● WORK INSTRUCTION:
Extend the news report below on tributes to Zindzi Mandela, picking up after its final sentence.

President Cyril Ramaphosa described Zindzi Mandela, who died in hospital in Johannesburg in the early hours yesterday, as ‘an icon’ of transformation, and a ‘fearless political activist who was a leader in her own right’.

Mandela, the youngest daughter of Nelson Mandela and anti-apartheid activist Winnie Madikizela-Mandela, was 59. She was serving as South Africa’s ambassador to Denmark. The cause of her death had yet to be revealed yesterday.

Ramaphosa said: ‘Zindzi Mandela was a household name nationally and internationally, who during our years of struggle, brought home the inhumanity of the apartheid system and the unshakeable resolve of our fight for freedom. After our liberation, she became an icon of the task we began of transforming our society and stepping into spaces and opportunities that had been denied to generations of South Africans.’

Zindzi Mandela was Nelson Mandela’s sixth child and his second with Winnie Madikizela-Mandela, his second wife.

African National Congress spokesperson Pule Mabe said: ‘This is untimely. She still had a role to play in the transformation of our own society and a bigger role to play even in the African National Congress.’

Minister of International Relations Naledi Pandor said: ‘Zindzi will not only be remembered as a daughter of our struggle heroes, but as a struggle heroine in her own right.’

The Desmond and Leah Tutu Legacy Foundation said in a statement that Zindzi, along with her mother Winnie and sister Zenani ‘played a critical role symbolising the humanity and steadfastness of the anti-apartheid struggle’ over the period of Nelson Mandela’s 27-year imprisonment.

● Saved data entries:
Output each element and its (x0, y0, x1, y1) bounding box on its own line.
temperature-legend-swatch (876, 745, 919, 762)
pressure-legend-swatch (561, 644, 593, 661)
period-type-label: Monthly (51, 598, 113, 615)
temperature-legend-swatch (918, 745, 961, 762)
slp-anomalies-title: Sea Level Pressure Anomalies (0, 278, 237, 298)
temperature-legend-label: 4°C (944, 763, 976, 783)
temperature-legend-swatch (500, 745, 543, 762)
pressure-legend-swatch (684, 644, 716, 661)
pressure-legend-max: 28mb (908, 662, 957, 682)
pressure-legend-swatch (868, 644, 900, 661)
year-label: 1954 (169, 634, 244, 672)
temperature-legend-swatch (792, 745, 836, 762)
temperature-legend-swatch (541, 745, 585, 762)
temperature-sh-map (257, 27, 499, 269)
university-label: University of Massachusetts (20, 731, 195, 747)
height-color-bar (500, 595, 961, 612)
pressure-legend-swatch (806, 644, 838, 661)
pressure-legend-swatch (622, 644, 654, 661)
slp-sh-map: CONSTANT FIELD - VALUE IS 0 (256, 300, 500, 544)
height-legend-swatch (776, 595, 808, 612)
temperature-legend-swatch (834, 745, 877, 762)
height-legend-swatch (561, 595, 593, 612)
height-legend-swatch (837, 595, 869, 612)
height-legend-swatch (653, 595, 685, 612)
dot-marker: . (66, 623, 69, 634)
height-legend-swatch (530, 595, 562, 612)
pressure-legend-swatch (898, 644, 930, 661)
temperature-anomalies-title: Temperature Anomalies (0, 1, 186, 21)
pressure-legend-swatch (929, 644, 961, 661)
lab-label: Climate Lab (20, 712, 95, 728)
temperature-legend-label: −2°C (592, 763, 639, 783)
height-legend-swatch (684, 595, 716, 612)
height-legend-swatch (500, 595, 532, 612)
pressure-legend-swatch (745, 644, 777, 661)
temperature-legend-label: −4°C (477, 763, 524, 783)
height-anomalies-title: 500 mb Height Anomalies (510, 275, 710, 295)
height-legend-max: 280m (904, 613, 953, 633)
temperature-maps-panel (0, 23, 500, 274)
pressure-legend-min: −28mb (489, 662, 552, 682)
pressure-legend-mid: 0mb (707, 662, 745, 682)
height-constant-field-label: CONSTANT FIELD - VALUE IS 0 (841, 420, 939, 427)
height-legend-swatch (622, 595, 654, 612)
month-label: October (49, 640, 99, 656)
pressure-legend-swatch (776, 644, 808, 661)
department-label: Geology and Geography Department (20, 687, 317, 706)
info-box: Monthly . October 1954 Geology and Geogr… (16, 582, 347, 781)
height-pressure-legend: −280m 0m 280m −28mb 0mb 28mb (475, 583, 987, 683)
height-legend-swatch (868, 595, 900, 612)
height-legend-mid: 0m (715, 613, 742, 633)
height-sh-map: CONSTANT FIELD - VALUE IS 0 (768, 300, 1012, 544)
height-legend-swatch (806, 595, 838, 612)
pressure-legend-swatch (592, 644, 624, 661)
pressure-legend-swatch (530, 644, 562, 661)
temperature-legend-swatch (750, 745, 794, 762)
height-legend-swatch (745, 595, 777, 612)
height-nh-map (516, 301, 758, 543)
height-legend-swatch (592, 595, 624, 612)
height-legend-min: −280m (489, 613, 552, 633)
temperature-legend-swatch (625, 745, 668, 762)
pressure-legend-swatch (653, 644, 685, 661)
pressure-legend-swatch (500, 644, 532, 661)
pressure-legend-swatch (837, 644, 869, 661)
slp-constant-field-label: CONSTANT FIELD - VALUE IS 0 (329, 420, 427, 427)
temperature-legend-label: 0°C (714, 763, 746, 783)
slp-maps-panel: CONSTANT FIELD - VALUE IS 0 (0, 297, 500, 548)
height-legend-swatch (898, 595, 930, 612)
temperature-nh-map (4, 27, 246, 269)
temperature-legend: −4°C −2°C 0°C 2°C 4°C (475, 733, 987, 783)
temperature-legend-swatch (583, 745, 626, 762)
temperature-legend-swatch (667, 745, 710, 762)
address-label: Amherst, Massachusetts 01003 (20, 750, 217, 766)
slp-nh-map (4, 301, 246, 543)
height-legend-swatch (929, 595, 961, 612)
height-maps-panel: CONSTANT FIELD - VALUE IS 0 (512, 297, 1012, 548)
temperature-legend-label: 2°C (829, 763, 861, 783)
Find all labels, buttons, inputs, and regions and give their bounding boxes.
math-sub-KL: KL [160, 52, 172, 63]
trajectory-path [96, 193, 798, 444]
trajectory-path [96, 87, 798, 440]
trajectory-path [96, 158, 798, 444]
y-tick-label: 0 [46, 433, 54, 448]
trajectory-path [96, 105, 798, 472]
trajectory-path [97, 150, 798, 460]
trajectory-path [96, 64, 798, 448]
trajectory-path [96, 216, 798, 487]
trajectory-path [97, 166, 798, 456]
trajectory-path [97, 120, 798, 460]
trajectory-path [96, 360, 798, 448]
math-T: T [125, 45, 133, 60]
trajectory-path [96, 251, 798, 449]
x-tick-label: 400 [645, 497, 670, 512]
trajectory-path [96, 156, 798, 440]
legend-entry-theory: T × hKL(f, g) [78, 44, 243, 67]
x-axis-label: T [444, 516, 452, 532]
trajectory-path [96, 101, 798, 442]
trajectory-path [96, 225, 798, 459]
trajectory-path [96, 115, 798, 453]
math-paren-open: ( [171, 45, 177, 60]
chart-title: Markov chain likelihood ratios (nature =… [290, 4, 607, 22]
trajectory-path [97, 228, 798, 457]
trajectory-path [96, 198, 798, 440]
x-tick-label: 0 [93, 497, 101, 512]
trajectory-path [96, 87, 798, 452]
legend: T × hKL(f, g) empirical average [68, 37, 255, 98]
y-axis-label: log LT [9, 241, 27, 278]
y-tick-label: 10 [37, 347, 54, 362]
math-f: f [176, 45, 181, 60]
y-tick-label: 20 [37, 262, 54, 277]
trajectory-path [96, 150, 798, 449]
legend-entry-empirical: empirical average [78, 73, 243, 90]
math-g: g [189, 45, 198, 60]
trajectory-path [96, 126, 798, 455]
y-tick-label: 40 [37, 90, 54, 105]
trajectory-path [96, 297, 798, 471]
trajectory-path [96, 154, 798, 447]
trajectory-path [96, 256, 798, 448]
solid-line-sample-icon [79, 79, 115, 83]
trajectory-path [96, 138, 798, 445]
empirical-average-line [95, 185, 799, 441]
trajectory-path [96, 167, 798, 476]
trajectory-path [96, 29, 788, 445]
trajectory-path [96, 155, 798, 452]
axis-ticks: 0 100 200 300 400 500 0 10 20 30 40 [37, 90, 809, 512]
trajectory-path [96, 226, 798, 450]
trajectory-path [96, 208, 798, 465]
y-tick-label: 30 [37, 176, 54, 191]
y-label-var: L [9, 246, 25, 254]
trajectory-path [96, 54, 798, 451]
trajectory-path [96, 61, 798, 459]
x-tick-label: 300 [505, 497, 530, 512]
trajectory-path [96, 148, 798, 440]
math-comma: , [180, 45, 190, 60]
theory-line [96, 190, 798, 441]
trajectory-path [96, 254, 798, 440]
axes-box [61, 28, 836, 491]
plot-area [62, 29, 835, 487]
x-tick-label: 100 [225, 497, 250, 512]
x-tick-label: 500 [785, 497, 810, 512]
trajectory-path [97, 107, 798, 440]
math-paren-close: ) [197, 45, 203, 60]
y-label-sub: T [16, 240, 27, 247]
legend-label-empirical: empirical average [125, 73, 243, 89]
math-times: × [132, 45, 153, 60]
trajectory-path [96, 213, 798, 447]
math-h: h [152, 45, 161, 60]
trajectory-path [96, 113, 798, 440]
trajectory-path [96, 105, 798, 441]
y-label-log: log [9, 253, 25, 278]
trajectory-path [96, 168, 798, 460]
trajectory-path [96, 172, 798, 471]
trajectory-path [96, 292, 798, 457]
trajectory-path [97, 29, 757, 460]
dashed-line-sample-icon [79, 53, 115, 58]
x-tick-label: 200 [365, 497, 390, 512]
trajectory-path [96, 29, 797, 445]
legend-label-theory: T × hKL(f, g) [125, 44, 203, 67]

● EXPECTED ANSWER:
The statement said: ‘With Zindzi’s death, aged just 59, South Africa loses an important generational link connecting our divided history to the promise of better, more inclusive, tomorrows.’

Zindzi Mandela gained international prominence as a young woman when it fell to her to read out her then jailed father’s rejection of former president PW Botha’s offer for conditional release from prison at a rally in February 1985.

More recently, she was much in the news for controversial remarks about land reform in South Africa, which critics lambasted as evidence that she was unfit for diplomatic office.